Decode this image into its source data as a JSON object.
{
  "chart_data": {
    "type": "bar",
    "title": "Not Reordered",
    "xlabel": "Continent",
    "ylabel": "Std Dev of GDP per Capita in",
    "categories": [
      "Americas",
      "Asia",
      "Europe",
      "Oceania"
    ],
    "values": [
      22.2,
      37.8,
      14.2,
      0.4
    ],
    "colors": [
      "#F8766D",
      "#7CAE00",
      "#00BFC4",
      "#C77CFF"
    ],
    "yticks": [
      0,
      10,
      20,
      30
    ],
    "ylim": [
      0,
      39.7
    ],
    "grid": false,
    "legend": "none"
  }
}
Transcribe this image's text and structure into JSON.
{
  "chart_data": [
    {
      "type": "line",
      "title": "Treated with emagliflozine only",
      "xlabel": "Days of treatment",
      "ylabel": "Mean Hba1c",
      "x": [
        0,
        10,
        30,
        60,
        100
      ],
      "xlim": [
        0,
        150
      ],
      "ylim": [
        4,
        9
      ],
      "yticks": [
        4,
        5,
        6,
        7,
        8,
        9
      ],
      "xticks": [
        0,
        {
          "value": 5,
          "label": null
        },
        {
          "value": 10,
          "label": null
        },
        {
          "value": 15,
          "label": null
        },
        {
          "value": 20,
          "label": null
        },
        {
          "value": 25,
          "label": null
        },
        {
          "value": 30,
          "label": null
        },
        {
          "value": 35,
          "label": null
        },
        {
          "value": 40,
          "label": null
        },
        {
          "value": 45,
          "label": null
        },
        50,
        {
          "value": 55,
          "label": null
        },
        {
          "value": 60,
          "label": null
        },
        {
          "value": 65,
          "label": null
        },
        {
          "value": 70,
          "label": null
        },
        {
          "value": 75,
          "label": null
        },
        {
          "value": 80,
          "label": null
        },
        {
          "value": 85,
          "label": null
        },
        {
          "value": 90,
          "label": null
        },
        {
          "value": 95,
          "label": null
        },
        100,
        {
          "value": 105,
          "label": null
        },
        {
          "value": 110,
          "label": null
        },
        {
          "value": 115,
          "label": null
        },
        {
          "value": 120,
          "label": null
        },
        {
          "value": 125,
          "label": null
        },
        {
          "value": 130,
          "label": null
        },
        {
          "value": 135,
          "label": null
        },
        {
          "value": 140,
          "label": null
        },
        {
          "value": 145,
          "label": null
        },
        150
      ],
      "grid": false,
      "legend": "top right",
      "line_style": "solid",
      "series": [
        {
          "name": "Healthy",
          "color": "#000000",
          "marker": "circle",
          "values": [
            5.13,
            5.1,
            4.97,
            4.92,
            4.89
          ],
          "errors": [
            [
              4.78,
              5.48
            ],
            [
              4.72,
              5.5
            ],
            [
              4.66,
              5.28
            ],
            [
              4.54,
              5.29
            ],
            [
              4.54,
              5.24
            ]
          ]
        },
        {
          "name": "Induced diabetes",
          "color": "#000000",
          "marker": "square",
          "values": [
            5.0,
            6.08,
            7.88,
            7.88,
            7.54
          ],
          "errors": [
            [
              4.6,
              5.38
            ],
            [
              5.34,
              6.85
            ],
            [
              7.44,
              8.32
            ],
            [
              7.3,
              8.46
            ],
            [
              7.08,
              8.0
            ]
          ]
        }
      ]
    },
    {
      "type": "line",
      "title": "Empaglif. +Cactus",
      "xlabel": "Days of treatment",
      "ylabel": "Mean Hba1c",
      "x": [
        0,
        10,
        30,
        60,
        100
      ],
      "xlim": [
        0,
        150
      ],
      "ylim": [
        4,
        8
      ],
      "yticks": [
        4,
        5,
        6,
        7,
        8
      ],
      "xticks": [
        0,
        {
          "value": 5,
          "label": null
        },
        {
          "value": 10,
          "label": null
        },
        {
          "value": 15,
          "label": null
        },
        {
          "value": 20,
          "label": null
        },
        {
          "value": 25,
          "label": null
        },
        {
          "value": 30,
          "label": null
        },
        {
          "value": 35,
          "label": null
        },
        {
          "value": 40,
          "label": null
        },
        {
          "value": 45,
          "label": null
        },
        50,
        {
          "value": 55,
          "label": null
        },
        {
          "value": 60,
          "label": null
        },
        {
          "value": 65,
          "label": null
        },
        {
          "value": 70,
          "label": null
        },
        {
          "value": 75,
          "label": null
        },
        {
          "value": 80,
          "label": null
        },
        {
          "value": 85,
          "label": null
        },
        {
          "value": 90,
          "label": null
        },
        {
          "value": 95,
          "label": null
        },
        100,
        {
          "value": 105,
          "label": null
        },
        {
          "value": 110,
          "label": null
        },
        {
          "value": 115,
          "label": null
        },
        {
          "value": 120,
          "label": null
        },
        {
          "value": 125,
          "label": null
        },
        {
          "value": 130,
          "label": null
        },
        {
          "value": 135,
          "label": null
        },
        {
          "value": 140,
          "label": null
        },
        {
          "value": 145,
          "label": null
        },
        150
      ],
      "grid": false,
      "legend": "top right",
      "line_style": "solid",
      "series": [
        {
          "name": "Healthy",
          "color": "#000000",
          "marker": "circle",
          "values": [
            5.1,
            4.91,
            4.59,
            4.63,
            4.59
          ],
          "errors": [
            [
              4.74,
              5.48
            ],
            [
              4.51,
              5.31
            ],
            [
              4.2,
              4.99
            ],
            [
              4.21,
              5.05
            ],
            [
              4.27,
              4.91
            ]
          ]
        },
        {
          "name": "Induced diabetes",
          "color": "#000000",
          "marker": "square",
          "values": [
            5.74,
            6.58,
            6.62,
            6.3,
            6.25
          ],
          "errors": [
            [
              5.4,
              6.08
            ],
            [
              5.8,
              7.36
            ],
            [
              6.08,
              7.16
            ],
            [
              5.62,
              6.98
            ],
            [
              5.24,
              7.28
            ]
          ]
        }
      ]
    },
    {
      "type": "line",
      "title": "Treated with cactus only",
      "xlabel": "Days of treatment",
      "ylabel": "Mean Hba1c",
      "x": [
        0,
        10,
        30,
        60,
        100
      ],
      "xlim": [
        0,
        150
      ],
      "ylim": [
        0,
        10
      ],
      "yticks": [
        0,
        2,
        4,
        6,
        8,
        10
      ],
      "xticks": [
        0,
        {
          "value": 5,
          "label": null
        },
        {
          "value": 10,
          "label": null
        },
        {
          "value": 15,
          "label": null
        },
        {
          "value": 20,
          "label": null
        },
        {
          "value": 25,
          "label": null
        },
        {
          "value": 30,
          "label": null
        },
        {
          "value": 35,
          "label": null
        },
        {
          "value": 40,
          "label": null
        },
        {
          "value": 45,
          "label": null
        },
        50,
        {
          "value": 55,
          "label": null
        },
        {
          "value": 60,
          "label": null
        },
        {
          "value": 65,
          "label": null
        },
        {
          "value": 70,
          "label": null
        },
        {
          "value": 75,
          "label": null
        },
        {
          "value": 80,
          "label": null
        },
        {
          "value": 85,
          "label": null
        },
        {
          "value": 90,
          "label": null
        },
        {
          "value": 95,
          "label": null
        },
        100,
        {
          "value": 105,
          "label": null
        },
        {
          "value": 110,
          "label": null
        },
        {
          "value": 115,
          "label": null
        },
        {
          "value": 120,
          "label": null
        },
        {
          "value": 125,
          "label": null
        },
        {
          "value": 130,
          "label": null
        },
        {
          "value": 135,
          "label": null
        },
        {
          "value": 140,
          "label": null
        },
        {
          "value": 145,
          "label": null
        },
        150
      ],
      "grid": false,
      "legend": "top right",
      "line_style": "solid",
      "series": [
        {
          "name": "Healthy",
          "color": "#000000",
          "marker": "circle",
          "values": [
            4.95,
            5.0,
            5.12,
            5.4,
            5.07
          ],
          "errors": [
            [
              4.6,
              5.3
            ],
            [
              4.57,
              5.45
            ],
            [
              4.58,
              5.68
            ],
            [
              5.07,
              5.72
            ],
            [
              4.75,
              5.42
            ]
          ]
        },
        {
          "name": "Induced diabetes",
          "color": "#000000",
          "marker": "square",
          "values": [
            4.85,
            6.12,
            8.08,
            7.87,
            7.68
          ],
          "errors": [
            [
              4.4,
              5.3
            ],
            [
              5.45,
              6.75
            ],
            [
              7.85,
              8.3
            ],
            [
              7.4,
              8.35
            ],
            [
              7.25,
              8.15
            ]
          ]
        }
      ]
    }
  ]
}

▶ [INSTRUCTION]: Copy out each line that contains the word "this".

▶ [FINAL RESULT]:
Decode this image into its source data as a JSON object.
Transcribe this image's text and structure into JSON.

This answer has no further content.